Short exercise = Where a line holds "高速CAN", copy it.
# # # # #
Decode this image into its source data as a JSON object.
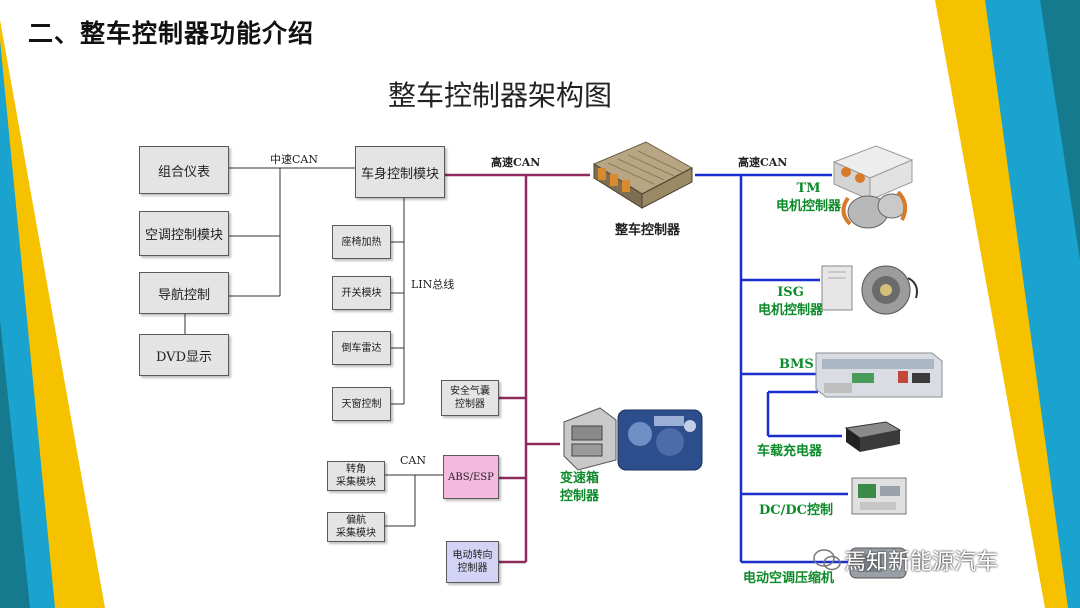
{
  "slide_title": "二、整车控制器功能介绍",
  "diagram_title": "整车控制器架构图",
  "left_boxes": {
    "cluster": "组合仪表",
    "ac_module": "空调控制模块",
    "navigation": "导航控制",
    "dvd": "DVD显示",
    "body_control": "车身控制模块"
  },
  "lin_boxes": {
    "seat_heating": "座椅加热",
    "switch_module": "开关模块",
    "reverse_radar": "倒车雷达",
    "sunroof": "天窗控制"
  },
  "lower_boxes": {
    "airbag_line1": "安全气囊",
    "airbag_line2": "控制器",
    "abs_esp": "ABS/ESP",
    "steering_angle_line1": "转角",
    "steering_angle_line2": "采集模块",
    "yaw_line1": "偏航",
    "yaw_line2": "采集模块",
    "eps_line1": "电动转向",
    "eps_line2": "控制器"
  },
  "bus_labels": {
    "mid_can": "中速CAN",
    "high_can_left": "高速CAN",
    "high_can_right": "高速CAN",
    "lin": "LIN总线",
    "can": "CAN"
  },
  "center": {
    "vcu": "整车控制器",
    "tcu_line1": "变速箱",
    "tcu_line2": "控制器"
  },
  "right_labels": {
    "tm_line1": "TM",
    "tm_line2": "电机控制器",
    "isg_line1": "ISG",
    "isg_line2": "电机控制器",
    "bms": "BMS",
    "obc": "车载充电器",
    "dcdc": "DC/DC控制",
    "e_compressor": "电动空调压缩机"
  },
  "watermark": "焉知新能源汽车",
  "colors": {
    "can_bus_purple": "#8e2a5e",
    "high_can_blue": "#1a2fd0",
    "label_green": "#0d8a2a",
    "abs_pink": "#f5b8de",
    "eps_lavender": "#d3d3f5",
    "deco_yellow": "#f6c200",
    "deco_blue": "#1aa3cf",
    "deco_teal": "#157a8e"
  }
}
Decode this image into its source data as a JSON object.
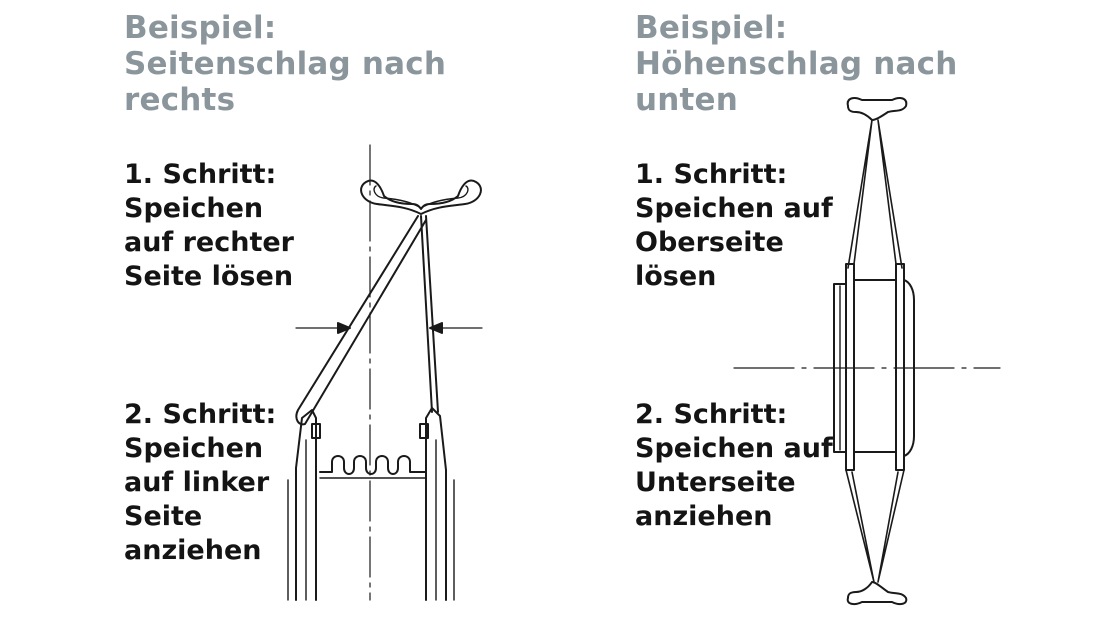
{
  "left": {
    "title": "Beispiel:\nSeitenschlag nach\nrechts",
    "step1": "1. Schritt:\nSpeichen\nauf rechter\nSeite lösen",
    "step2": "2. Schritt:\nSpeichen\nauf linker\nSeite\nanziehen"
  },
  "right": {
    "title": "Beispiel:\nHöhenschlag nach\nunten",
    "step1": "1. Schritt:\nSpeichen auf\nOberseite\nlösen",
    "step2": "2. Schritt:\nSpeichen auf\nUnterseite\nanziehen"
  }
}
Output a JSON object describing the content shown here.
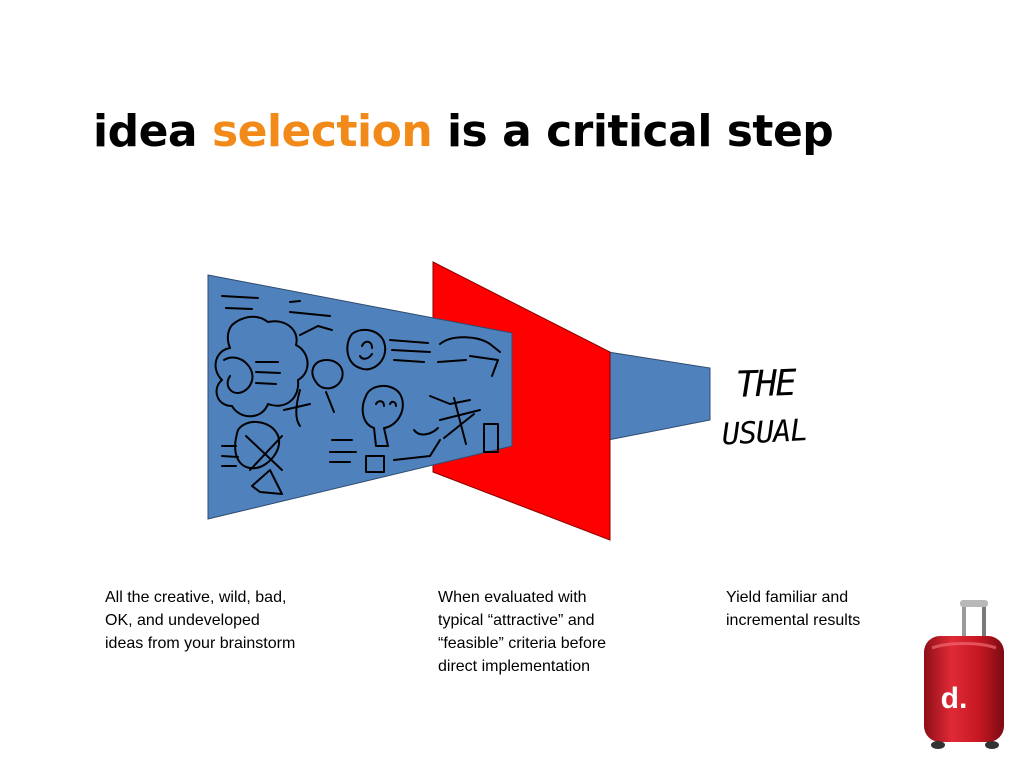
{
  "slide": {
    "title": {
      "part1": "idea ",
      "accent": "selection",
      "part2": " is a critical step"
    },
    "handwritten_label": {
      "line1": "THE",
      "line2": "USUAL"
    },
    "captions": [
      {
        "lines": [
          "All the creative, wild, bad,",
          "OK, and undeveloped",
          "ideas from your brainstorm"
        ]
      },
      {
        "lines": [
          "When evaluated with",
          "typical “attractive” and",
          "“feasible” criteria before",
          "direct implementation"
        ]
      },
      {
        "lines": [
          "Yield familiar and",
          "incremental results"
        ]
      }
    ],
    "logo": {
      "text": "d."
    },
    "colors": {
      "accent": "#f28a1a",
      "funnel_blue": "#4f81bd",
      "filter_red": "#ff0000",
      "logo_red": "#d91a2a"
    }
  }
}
# # # # #
The output =
    "high_can_left": "高速CAN",
    "high_can_right": "高速CAN",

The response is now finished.